EXERCISE BRIEF => Resume the Raven's Eye help text on comparing variables, writing on from its final sentence.

PASSAGE =>
Comparing your variables.

Raven’s Eye easily and efficiently lets you make comparisons of patterns in your data, which we call geists. One way of doing this is by selecting the Variables button in the menu bar.

When you click on the Variables button to select it, a dropdown box appears. In this box are folder icons representing each column that you previously classified as a variable. Clicking on the + icon next to the folder will reveal the differing states or classes of variables that were present in the data comprising that column. Clicking on the - icon next to the folder will collapse the folder.

Compare states and classes of variables easily and quickly with Raven's Eye

To compare the change in response patterns associated with these differing states or classes of variables, select one or more or more of them by clicking in the adjacent box (a checkmark will appear in the box). Then, click the Update button, located at the bottom of the Variables dropdown box. In a matter of seconds, a new table of results will replace the main table. We call this table the subbsample comparisons table, and it is described in the following section.

Select a few buttons to reliably compare states, classes, or categories of variables with our software

Every time you select a state or class of a particular variable, that state or class is treated as a subsample of your larger sample. All of the responses associated with this state or class are pooled together and compared to the pooled responses associated with every other non-selected state or class of the particular variable. If you select more than one state or class of a variable, the selected states and classes will be pooled together to form your subsample, while the remaining non-selected states or classes will be pooled together to form the comparison pool.

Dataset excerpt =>
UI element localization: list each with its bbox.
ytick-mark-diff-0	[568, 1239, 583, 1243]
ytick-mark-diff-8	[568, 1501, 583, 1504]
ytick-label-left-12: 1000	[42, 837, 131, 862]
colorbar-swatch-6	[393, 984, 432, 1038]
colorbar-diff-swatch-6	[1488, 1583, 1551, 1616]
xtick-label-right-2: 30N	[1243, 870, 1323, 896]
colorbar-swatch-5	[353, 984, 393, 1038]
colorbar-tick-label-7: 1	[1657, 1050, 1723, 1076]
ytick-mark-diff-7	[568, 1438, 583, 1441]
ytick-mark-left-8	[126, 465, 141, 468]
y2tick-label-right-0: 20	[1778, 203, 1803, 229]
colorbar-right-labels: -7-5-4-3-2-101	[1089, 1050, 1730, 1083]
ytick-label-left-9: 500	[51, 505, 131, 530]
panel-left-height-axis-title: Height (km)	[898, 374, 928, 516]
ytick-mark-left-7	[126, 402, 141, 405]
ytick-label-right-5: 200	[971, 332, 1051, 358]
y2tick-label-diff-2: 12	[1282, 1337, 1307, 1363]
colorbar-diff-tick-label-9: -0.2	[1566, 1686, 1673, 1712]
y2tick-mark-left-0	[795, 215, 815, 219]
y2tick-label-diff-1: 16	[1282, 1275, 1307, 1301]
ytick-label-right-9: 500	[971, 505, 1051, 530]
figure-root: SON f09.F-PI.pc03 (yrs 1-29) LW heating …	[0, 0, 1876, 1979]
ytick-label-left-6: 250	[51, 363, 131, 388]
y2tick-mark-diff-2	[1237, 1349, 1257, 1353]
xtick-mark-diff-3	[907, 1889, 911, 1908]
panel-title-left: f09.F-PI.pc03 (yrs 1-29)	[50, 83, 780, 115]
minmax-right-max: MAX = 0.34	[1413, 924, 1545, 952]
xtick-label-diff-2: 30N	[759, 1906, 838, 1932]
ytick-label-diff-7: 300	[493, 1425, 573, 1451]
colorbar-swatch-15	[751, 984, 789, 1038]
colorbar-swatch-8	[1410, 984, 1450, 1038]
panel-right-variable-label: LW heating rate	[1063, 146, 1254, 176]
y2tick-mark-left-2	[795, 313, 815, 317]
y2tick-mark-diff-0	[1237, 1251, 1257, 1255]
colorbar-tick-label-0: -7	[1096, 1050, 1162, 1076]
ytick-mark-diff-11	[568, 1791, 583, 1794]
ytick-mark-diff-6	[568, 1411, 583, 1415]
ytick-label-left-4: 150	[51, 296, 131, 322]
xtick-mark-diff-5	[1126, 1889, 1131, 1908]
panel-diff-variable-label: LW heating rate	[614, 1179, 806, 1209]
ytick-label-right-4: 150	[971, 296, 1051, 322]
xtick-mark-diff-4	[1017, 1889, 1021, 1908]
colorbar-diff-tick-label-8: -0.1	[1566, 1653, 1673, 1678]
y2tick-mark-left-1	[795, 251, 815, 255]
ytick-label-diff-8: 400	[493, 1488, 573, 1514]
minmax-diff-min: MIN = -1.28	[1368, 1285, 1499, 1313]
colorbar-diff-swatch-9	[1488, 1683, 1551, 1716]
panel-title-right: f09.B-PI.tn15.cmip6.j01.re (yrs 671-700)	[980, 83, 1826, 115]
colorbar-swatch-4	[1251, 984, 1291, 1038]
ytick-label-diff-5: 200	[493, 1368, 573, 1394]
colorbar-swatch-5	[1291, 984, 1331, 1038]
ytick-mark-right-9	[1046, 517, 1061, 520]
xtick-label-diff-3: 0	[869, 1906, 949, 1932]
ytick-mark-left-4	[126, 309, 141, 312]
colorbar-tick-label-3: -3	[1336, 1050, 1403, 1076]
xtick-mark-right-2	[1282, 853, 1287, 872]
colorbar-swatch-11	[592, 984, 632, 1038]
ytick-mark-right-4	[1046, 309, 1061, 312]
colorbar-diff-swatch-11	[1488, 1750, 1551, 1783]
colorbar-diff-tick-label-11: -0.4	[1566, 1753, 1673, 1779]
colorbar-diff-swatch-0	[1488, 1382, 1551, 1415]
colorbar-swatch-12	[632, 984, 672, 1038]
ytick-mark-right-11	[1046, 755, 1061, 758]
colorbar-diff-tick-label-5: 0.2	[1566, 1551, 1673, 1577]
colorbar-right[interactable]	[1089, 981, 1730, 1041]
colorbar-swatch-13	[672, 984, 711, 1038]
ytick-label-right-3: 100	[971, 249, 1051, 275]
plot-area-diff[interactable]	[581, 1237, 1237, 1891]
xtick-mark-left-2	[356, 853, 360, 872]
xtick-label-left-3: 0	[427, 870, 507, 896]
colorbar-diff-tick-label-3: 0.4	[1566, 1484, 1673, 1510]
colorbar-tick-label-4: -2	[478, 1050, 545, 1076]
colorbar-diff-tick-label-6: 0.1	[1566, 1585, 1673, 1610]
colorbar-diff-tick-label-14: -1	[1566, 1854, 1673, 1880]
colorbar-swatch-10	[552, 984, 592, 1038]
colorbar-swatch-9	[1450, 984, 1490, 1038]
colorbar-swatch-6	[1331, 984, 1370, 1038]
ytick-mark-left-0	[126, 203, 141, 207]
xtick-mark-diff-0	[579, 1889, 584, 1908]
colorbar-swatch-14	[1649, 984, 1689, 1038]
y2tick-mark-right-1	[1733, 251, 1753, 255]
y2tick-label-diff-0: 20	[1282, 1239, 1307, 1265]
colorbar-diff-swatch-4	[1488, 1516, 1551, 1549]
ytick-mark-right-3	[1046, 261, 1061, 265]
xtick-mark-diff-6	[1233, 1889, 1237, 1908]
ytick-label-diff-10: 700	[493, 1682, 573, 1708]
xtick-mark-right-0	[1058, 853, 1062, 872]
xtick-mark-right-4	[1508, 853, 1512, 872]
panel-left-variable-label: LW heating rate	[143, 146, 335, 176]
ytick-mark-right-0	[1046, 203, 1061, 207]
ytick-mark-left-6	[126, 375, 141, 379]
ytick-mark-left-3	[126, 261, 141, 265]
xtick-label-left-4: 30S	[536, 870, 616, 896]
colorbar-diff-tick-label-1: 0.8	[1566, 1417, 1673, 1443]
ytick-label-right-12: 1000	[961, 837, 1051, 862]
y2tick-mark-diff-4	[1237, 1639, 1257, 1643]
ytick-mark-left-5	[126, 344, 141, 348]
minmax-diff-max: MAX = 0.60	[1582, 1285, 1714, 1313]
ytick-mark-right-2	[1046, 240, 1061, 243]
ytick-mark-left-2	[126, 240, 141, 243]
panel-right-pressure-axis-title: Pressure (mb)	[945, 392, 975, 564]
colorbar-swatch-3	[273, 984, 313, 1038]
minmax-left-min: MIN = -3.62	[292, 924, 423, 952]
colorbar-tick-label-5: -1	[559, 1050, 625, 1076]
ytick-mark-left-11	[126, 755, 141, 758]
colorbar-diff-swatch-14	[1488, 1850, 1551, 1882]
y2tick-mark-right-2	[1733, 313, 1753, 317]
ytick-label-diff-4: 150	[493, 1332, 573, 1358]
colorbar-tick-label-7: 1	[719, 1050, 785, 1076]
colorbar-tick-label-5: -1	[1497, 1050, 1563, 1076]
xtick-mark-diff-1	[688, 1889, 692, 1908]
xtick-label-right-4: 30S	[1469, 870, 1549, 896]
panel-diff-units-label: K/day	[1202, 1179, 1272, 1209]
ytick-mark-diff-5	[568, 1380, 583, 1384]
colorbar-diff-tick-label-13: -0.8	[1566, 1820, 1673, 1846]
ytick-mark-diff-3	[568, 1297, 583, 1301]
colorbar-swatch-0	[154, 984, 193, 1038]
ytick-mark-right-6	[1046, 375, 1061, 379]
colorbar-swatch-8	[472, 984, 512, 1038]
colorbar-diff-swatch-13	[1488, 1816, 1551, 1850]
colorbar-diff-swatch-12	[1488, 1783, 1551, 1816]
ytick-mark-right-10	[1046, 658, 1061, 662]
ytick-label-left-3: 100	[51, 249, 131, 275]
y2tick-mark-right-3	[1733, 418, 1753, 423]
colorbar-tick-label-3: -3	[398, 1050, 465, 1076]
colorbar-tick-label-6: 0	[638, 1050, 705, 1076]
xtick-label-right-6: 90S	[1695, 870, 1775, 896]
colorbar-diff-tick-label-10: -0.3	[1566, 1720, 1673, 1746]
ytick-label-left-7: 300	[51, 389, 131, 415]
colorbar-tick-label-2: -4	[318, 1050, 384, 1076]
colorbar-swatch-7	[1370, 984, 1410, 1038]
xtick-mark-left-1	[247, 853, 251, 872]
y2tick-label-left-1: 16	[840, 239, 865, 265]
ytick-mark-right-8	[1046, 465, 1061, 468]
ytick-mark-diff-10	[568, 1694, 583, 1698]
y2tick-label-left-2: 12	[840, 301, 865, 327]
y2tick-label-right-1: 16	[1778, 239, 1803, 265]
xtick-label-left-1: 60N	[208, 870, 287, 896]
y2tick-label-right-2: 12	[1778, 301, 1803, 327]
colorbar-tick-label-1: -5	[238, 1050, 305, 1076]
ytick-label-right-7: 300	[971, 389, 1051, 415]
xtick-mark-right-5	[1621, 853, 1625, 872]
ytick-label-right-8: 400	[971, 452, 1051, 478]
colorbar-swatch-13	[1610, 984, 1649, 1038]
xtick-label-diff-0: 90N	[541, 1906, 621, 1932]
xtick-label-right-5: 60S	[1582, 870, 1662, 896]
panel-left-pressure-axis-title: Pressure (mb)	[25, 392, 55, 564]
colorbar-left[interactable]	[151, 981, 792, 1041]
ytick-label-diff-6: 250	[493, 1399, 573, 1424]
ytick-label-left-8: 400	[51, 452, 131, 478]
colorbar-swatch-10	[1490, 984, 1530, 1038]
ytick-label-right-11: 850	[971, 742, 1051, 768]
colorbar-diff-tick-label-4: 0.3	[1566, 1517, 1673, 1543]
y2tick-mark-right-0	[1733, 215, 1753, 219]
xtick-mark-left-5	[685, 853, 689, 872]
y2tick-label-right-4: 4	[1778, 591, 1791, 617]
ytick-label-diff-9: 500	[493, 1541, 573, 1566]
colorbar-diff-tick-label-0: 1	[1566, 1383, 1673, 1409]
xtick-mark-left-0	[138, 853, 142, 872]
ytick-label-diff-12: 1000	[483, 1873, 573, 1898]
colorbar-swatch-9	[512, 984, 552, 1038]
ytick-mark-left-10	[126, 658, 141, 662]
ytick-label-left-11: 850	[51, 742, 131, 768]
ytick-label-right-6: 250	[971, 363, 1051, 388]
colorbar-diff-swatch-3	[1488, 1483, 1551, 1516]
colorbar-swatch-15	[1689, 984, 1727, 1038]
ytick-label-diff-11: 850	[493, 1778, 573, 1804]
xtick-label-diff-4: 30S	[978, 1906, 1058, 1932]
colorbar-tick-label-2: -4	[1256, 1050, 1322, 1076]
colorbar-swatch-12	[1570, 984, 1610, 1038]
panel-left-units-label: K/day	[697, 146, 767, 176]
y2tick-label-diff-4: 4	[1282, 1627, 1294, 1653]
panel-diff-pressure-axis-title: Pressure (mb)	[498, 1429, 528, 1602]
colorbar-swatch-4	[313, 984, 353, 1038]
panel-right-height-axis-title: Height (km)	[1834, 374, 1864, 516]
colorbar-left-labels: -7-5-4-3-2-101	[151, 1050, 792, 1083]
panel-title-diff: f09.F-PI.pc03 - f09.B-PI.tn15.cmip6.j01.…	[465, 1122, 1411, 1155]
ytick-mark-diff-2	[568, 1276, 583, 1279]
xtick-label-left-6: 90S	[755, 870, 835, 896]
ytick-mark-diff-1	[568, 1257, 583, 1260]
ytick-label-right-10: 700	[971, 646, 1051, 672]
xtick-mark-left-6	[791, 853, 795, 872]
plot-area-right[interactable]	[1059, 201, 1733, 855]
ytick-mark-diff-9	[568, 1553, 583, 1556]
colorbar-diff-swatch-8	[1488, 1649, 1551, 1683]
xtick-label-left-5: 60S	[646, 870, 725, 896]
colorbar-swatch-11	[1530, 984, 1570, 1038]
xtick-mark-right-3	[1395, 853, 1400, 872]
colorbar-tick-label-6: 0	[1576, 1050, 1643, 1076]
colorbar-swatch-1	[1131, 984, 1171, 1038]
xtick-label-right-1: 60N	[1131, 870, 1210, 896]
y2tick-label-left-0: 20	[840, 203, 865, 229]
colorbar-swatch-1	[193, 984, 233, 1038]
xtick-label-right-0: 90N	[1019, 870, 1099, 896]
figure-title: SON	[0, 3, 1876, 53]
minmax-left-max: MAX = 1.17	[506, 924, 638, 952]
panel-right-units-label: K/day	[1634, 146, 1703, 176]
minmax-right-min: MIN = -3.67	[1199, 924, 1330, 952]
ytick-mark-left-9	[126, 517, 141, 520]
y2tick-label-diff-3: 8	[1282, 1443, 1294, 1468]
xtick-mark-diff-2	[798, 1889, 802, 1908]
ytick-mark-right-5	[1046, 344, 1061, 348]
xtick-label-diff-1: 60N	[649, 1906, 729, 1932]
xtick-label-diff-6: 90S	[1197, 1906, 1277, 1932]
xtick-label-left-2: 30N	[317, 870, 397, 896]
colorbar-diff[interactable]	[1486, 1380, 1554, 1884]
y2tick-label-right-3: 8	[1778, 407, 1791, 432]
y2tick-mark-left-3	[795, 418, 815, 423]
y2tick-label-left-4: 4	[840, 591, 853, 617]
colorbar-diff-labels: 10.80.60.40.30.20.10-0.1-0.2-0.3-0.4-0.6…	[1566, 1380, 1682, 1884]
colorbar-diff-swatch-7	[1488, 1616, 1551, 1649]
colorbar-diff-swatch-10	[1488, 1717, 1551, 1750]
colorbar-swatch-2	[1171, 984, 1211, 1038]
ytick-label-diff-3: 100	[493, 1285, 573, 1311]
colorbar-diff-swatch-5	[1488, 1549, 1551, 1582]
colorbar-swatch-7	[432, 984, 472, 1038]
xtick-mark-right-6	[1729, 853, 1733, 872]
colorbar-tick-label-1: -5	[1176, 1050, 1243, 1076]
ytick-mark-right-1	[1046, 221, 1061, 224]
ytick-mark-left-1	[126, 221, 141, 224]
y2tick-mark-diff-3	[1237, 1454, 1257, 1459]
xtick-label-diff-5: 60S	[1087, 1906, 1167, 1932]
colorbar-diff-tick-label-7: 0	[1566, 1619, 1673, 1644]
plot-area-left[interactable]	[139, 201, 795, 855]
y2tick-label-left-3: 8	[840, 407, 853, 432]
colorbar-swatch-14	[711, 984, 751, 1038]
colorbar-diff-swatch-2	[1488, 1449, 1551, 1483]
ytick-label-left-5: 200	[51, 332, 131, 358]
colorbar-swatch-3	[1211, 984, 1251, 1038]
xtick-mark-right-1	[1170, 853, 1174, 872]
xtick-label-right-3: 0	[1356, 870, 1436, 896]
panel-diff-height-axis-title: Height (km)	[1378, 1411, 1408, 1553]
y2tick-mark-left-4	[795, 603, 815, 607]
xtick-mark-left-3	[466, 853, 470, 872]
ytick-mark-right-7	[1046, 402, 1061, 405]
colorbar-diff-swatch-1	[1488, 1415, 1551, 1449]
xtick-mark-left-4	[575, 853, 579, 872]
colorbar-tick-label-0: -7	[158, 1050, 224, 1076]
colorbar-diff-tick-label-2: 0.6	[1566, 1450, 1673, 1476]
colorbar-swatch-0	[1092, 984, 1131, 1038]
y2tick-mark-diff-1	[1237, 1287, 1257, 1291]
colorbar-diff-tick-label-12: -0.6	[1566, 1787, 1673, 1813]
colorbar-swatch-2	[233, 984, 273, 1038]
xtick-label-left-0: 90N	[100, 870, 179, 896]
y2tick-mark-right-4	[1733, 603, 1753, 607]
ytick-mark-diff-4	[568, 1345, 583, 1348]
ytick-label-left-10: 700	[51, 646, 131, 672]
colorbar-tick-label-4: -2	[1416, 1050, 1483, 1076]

FINAL RESULT =>
If you select specific states or classes in more than one variable, then the responses from those cases that match the state or class of each and every selected variable independently will be pooled together as your subsample. This is helpful for distinguishing patterns associated with the presence of multiple variables, such as response patterns associated with multiple experimental conditions, or those who meet multiple demographic characteristics.

You can remove your selections at any time by clicking each checkmarked box again (the checkmark will disappear when you do so), and then clicking the Update button, located at the bottom of the Variables dropdown box.

If you leave your project or sign out of Raven’s Eye with variables selected, their selection will be retained in your project the next time you access it. If you would like to restart your analyses anew, please remember to either remove your selections before leaving your project, remove them after reopening your project, or upload your data anew.

Subsample comparisons table.

If you have selected a specific variable value to compare to another (such as men compared to women, or one participant compared to the rest), your results are displayed in a table containing 8 columns. This new table is comprised of all five columns from the main table, plus three additional columns. The three new columns appear interspersed between the five previously described columns of the main table.

The subsample comparisons table will, by default, arrange data according to the proportion of the subsample that each word comprises. Columns can be re-sorted by clicking on the title of the column.

The first column is entitled Word. This column lists each and every word in your data set. It is the same as the first column in the main table, though it now prioritizes by each word’s proportion in the subsample (the fourth column).

The second column, # Subsample, identifies the number of times that each specific word is found in your subsample.

The third column, # Sample, identifies the number of times that each specific word is found in the remainder of the sample not included in your subsample. It is calculated the same way as the second column in the main table.

The fourth column, % Subsample, identifies the proportion of the subsample accounted for by each and every word in the subsample (converted to percent). By default, this column orders all of the data presented in the table. It is arranged in descending order.

Via our subsample comparisons table, our online software helps you identify group language use patterns

The fifth column, % Sample, identifies the proportion of the non-selected portion of your sample accounted for by each and every word used used in it (converted to percent). It is calculated same as the third column in the main table.

The sixth column, % Corpus, identifies the proportion of the comparison corpus accounted for by each and every word in the subsample (converted to percent). It is calculated the same way as the fourth column in the main table.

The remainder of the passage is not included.